◆ Instructions for the task ◆
Show every line in the records below that contains the word "تصویر".

◆ Input ◆

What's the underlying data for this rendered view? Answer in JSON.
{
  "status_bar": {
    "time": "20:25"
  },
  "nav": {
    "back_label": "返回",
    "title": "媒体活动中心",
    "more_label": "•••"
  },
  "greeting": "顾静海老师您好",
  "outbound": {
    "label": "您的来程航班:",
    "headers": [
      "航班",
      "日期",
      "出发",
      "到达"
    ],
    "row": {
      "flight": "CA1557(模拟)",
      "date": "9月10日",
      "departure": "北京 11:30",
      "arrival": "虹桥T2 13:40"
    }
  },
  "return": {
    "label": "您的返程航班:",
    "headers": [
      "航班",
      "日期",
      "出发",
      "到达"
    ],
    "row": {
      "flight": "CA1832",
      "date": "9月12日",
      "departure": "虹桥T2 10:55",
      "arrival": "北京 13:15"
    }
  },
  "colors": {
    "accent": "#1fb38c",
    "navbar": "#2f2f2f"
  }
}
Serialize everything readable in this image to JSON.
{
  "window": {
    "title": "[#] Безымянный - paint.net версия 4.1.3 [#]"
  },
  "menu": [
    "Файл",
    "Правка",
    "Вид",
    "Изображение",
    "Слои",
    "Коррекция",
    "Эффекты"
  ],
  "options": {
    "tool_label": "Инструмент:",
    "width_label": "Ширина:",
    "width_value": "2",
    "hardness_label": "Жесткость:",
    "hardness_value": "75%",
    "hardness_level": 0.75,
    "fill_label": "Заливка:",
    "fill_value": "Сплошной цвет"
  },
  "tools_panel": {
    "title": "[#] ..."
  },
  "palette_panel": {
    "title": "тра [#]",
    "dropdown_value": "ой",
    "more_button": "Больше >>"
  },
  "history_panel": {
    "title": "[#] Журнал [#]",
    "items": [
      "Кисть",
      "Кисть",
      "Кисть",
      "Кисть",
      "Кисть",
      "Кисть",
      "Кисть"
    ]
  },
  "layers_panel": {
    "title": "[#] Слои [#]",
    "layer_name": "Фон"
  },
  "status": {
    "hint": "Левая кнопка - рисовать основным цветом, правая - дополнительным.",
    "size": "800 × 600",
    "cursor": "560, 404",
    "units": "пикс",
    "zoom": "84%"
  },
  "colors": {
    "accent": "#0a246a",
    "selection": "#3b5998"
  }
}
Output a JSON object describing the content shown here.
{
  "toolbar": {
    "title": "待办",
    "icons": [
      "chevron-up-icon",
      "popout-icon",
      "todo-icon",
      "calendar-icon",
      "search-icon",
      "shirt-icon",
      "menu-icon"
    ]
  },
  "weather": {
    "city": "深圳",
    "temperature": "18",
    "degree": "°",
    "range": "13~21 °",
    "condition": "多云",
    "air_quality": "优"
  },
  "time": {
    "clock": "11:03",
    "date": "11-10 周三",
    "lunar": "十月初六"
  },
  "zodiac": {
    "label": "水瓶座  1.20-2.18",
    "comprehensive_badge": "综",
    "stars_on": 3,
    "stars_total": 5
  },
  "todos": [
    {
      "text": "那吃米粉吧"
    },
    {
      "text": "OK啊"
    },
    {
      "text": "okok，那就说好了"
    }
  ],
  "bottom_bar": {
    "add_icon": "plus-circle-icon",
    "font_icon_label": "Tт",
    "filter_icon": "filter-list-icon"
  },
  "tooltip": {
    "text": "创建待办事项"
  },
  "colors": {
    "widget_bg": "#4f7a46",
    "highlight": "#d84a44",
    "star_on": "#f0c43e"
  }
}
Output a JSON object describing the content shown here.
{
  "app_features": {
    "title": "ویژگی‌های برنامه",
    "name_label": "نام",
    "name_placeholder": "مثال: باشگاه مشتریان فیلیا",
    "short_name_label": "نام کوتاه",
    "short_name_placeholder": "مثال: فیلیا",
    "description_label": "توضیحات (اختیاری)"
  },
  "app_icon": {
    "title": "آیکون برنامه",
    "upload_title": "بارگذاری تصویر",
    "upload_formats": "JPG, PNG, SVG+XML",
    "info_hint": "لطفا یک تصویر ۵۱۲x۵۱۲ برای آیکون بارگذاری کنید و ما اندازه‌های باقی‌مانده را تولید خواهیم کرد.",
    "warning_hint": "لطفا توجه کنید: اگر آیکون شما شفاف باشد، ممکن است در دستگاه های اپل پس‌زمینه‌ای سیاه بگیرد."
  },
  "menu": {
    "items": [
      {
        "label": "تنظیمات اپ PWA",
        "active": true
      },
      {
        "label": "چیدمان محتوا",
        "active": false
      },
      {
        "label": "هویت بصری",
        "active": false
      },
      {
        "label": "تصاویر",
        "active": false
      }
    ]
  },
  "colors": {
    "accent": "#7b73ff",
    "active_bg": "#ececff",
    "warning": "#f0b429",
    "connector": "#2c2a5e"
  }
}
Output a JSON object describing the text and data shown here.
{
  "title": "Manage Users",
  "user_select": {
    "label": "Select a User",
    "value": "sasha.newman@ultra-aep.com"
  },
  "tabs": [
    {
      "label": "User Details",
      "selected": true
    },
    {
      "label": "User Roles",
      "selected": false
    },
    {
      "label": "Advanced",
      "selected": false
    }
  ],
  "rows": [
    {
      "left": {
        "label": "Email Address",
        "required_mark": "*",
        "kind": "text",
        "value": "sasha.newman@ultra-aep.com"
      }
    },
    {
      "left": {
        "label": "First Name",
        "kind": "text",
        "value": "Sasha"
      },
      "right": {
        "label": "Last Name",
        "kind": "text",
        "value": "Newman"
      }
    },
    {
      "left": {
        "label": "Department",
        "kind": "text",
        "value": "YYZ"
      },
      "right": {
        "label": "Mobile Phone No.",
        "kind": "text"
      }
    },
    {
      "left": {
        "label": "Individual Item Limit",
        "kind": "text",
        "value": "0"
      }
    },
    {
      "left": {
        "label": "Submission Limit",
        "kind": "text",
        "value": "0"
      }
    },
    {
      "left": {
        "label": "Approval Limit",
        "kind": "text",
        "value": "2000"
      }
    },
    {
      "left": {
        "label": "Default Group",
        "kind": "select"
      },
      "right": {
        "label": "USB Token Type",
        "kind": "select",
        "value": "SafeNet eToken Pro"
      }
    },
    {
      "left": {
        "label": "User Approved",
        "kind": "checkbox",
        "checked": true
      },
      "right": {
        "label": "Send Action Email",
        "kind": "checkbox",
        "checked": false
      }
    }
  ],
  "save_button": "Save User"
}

◆ Answer to the exercise ◆
    "upload_title": "بارگذاری تصویر",
    "info_hint": "لطفا یک تصویر ۵۱۲x۵۱۲ برای آیکون بارگذاری کنید و ما اندازه‌های باقی‌مانده را تولید خواهیم کرد.",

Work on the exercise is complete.